* **Exercise directions**
Repeat the rows between the line holding "illustration: office desk" and the line holding "text (175, 1320, 333, 1385)", inclusive, and nothing else.

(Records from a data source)
----

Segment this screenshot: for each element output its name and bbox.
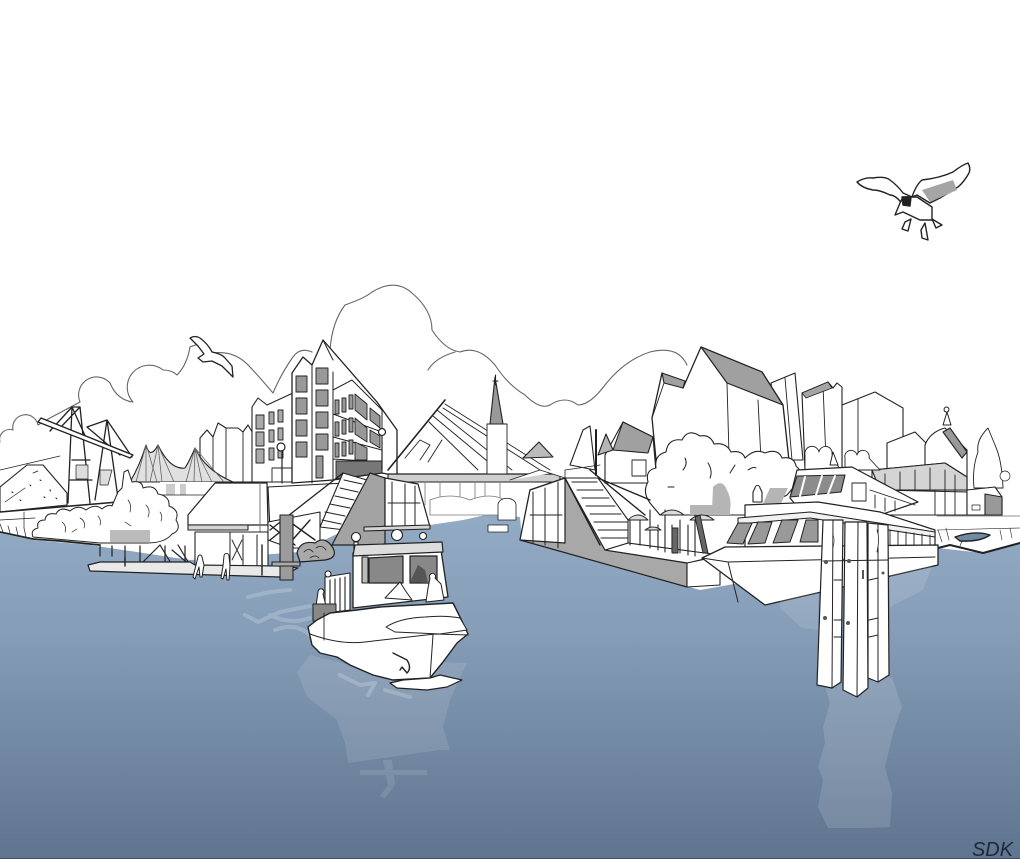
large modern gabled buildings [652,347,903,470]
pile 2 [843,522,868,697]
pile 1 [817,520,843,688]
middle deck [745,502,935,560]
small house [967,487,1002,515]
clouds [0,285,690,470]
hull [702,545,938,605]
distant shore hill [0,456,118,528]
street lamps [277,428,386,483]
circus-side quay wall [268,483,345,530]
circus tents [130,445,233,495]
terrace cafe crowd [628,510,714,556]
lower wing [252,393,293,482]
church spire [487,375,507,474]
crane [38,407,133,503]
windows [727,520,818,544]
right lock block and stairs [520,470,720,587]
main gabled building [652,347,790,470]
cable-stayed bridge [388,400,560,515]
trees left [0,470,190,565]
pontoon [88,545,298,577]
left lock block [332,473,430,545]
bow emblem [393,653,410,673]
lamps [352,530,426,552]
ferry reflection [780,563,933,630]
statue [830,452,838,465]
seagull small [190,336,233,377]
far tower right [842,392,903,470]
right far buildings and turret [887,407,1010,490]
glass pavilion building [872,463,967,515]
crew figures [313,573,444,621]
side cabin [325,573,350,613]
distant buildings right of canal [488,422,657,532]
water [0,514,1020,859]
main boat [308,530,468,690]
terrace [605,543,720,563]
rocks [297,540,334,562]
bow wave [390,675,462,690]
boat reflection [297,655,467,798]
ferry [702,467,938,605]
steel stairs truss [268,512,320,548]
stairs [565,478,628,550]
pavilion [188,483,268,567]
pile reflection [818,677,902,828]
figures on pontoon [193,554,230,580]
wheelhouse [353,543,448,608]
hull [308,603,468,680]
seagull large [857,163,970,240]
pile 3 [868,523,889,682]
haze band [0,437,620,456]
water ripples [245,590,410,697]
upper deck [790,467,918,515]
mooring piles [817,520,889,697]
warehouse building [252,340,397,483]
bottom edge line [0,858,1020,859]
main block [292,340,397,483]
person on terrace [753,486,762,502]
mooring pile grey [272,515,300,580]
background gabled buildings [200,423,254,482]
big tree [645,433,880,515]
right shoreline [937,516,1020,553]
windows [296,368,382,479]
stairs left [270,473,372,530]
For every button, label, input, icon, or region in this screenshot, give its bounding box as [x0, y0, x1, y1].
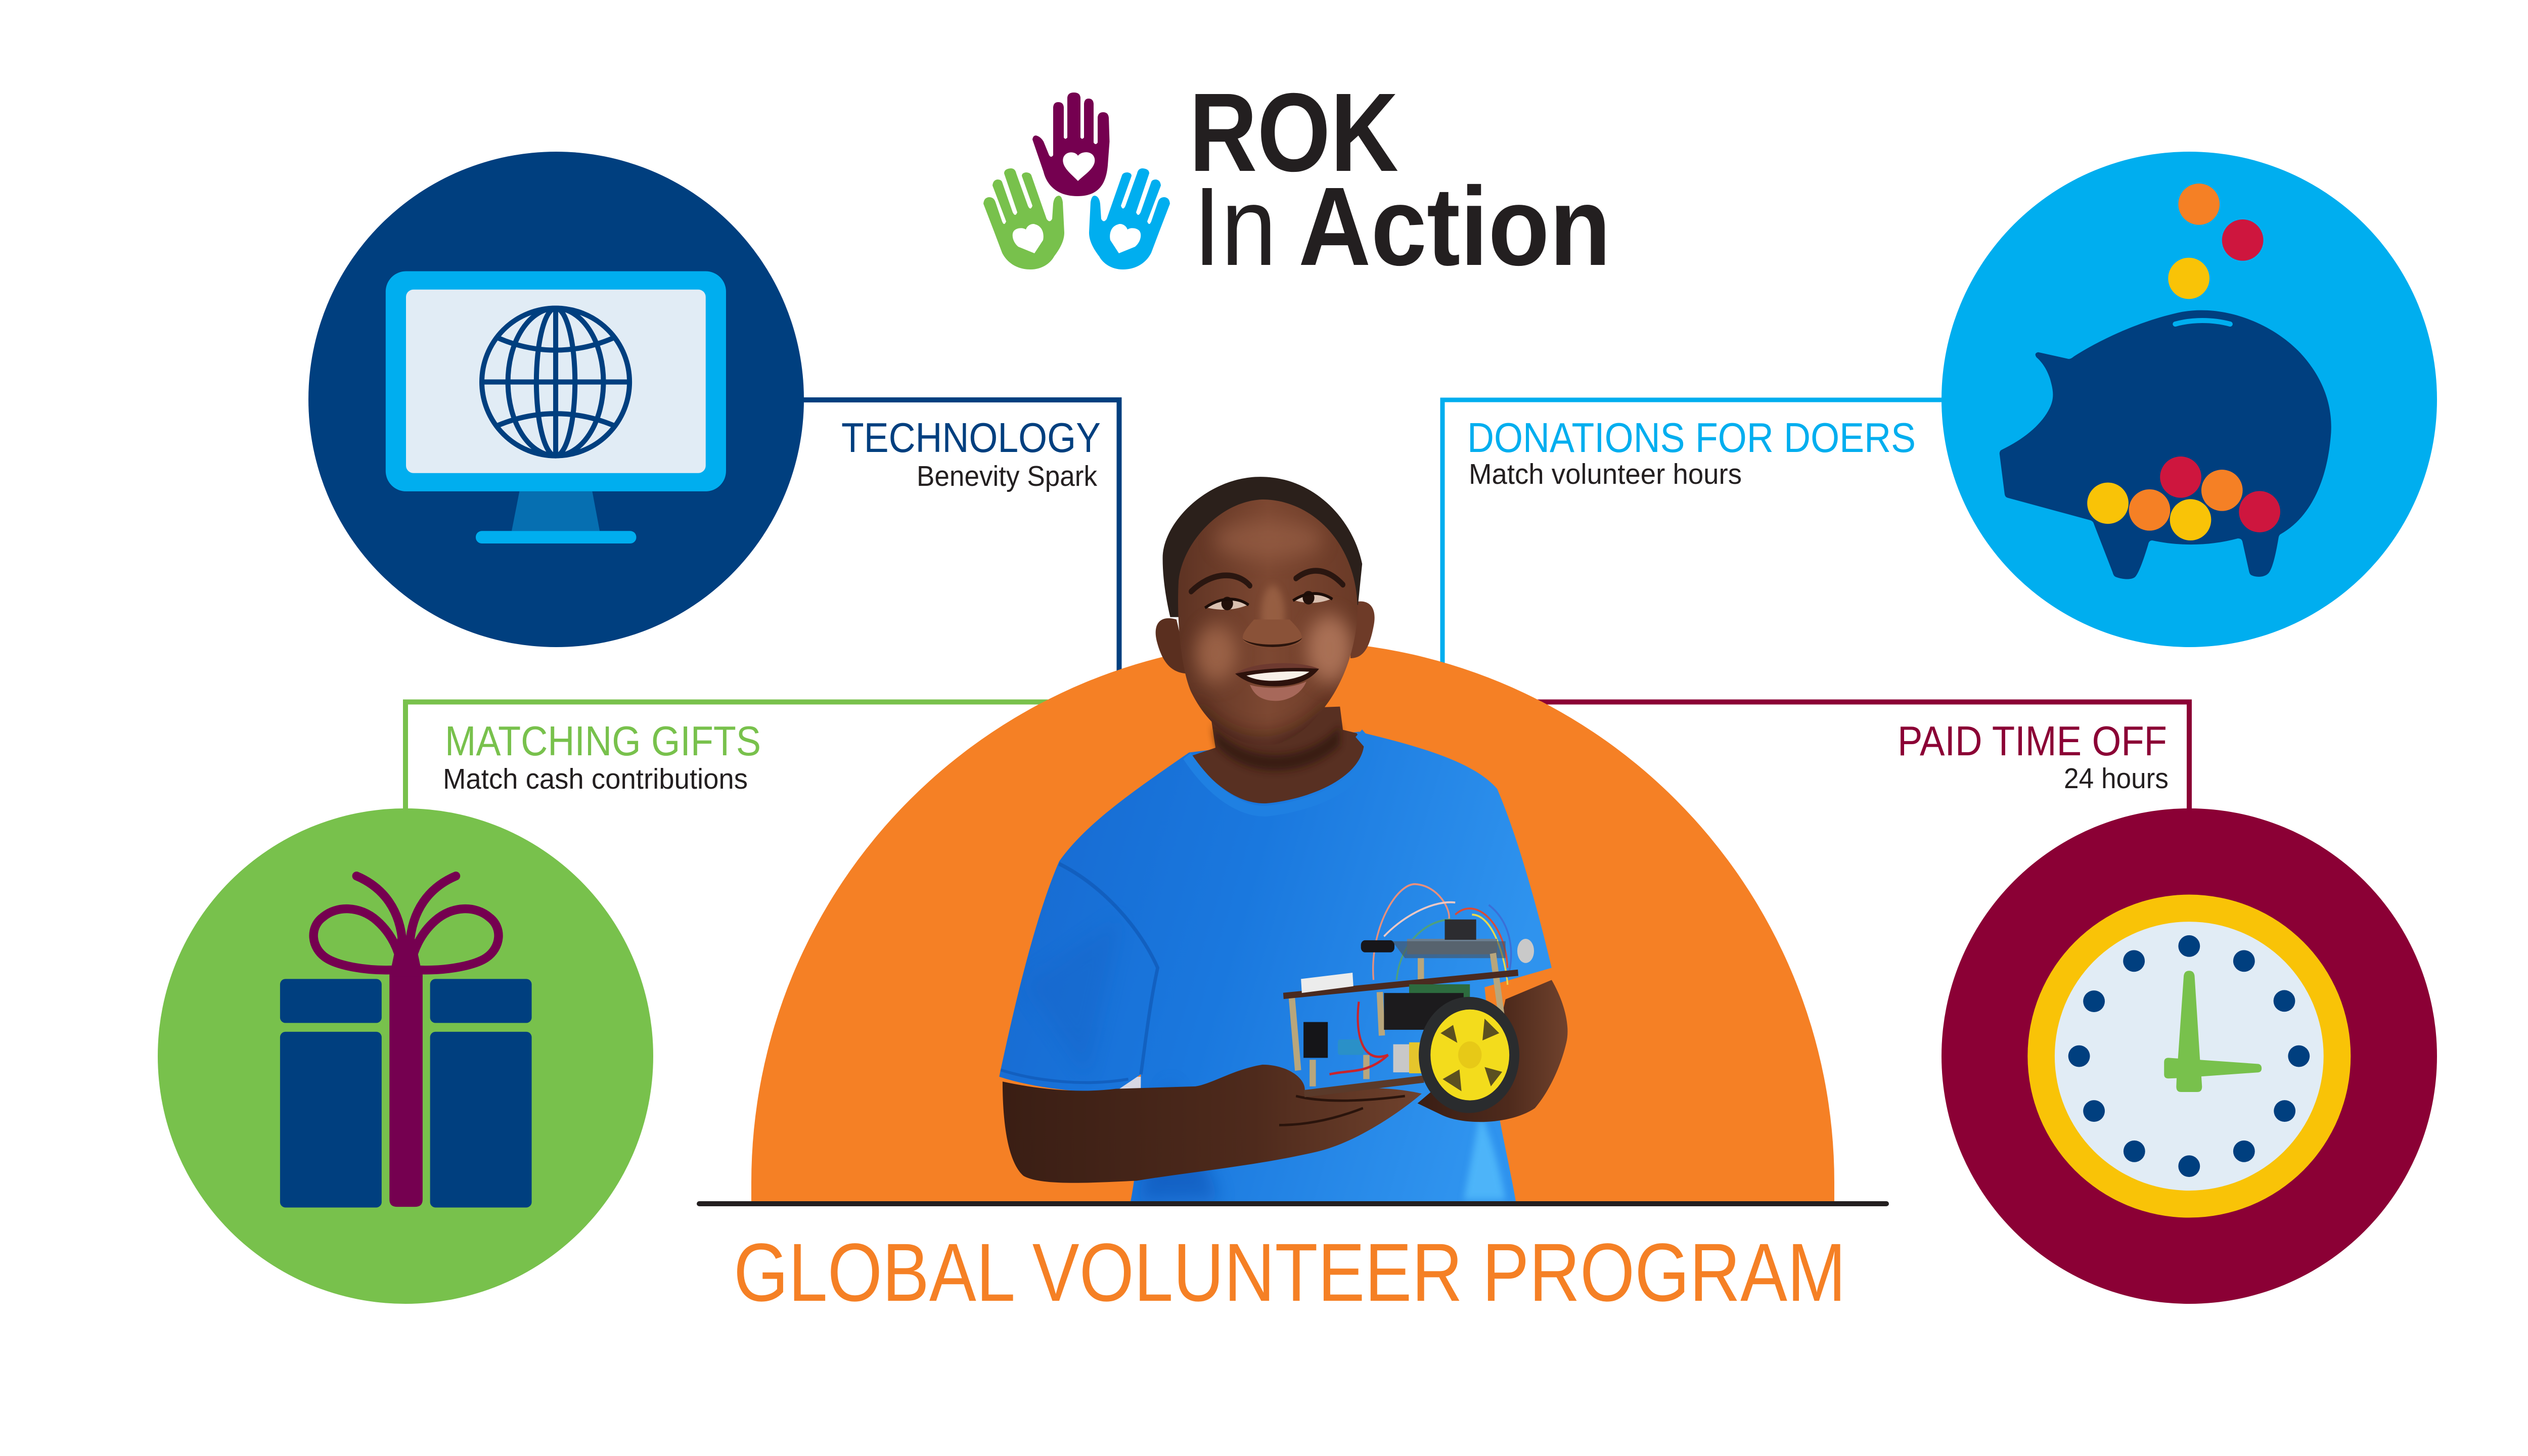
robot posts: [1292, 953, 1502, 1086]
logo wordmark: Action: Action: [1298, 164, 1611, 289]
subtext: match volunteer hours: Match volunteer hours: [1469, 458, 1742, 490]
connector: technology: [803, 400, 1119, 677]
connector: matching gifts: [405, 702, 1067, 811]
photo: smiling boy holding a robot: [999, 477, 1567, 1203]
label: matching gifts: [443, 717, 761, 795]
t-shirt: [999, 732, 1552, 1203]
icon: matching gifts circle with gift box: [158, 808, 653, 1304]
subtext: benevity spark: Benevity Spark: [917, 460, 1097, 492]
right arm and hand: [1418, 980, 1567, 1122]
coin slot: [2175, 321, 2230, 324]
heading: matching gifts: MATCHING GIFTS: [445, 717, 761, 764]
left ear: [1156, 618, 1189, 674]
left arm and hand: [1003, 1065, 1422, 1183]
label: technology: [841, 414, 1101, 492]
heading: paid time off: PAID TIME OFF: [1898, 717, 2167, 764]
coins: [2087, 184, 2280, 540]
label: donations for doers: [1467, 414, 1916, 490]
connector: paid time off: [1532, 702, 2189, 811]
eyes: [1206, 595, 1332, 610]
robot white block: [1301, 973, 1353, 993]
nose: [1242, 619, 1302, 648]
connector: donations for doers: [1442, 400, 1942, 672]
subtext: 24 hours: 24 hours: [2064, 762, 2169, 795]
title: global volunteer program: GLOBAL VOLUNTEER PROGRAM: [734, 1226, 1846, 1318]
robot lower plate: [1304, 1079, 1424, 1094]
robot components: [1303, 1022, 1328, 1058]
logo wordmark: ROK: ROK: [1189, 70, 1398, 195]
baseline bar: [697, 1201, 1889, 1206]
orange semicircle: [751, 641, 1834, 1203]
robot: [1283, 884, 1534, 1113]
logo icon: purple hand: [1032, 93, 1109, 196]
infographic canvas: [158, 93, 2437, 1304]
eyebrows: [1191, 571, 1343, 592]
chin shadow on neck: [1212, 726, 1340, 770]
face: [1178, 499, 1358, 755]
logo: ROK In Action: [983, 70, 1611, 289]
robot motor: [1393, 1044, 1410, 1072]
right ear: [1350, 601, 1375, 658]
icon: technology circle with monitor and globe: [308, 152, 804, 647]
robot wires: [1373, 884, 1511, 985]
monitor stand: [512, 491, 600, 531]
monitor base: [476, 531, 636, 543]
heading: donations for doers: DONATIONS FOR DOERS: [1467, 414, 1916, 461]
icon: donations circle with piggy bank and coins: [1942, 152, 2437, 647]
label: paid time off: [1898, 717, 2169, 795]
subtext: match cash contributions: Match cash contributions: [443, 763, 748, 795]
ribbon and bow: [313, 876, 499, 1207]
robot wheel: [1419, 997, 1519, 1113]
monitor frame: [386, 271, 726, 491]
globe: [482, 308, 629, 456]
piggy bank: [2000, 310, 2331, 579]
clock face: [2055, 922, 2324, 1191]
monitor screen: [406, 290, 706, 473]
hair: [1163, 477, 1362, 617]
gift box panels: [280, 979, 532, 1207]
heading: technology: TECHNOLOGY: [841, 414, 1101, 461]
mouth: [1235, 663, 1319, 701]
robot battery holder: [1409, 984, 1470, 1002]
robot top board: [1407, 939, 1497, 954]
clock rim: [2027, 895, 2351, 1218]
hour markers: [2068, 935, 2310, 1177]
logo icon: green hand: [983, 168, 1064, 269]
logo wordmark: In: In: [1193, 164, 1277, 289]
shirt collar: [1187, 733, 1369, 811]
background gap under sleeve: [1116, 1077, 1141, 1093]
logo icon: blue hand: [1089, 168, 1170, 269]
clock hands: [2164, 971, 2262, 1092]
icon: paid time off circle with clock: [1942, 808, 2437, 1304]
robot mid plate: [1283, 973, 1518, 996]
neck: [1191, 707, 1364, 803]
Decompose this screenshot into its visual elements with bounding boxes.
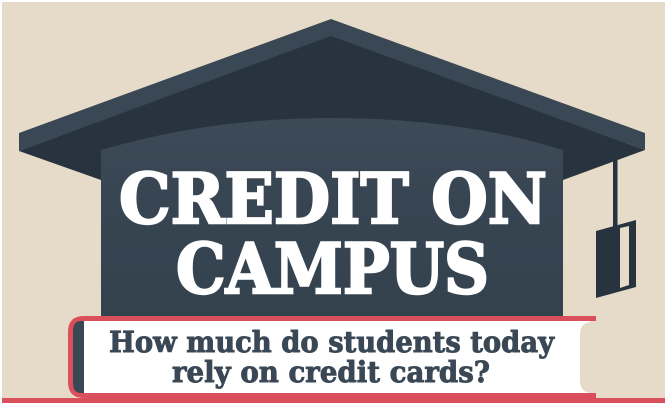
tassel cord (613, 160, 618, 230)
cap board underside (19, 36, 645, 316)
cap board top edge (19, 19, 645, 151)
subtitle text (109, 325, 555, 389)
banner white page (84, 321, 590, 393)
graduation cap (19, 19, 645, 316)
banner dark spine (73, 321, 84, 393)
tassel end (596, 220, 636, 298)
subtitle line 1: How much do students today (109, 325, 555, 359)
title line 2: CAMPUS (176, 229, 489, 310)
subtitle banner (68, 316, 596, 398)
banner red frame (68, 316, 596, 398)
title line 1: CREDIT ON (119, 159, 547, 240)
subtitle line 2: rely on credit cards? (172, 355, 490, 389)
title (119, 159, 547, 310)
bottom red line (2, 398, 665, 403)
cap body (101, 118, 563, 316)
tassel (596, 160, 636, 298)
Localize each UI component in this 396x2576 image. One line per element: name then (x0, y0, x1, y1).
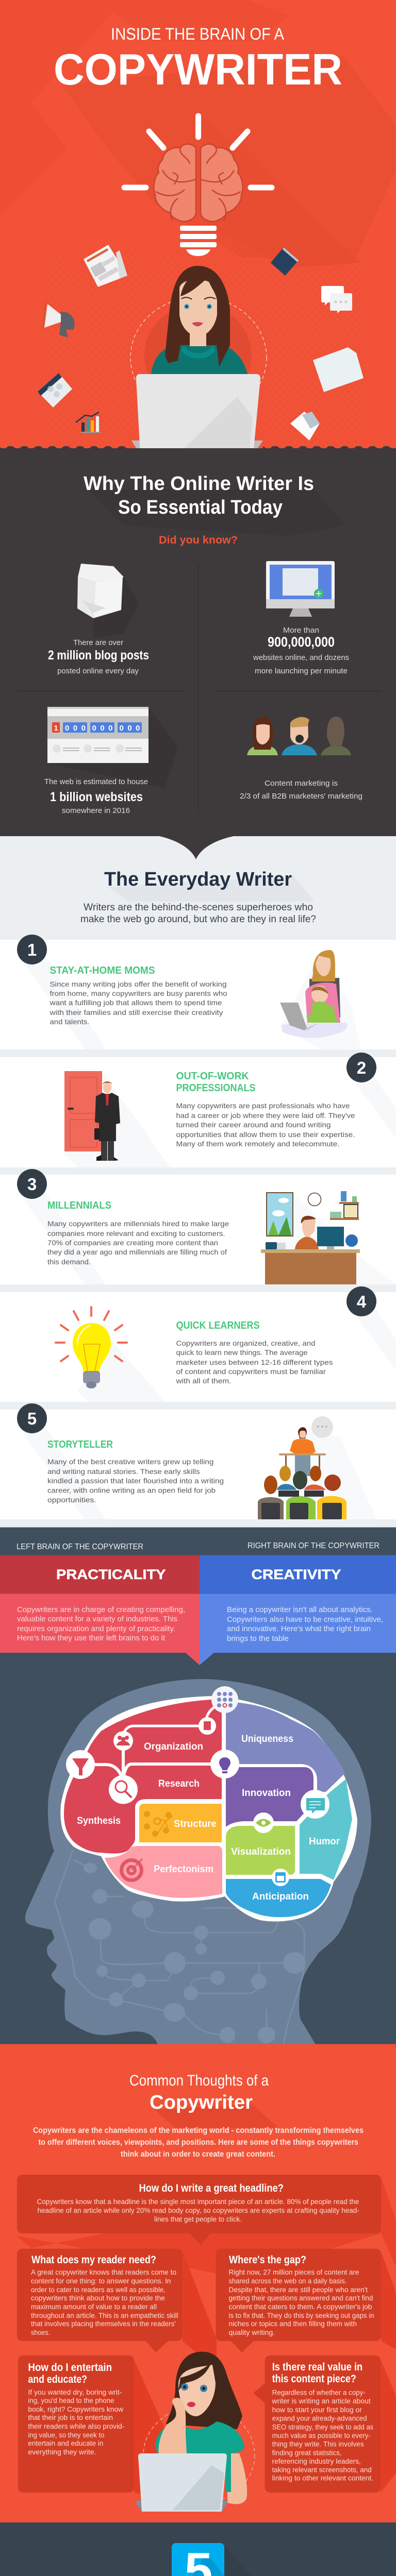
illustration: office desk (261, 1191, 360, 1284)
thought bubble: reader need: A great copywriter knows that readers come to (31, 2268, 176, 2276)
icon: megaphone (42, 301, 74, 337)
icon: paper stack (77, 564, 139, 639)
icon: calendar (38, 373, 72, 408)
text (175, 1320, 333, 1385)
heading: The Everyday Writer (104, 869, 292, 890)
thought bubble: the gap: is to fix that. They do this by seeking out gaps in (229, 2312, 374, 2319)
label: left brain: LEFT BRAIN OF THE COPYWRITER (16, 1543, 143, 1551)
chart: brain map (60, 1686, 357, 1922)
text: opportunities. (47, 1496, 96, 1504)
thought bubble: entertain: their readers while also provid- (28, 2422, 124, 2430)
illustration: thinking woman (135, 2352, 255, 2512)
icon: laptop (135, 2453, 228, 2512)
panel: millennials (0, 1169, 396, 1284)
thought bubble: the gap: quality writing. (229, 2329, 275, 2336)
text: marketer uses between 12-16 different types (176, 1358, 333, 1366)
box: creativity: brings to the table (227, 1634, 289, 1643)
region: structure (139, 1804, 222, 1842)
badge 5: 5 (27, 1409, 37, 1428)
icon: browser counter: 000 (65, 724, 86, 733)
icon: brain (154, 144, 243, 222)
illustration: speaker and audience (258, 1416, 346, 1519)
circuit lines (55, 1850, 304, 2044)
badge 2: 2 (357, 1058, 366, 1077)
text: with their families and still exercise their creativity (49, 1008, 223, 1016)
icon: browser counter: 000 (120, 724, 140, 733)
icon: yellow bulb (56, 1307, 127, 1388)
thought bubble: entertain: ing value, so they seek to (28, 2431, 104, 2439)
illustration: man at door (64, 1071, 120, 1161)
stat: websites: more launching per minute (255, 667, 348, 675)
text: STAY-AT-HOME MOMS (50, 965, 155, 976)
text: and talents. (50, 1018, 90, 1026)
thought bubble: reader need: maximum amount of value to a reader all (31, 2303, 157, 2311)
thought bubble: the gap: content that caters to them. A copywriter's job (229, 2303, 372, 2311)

----

* **Correct answer**
illustration: office desk (261, 1191, 360, 1284)
thought bubble: reader need: A great copywriter knows that readers come to (31, 2268, 176, 2276)
icon: megaphone (42, 301, 74, 337)
icon: paper stack (77, 564, 139, 639)
icon: calendar (38, 373, 72, 408)
text (175, 1320, 333, 1385)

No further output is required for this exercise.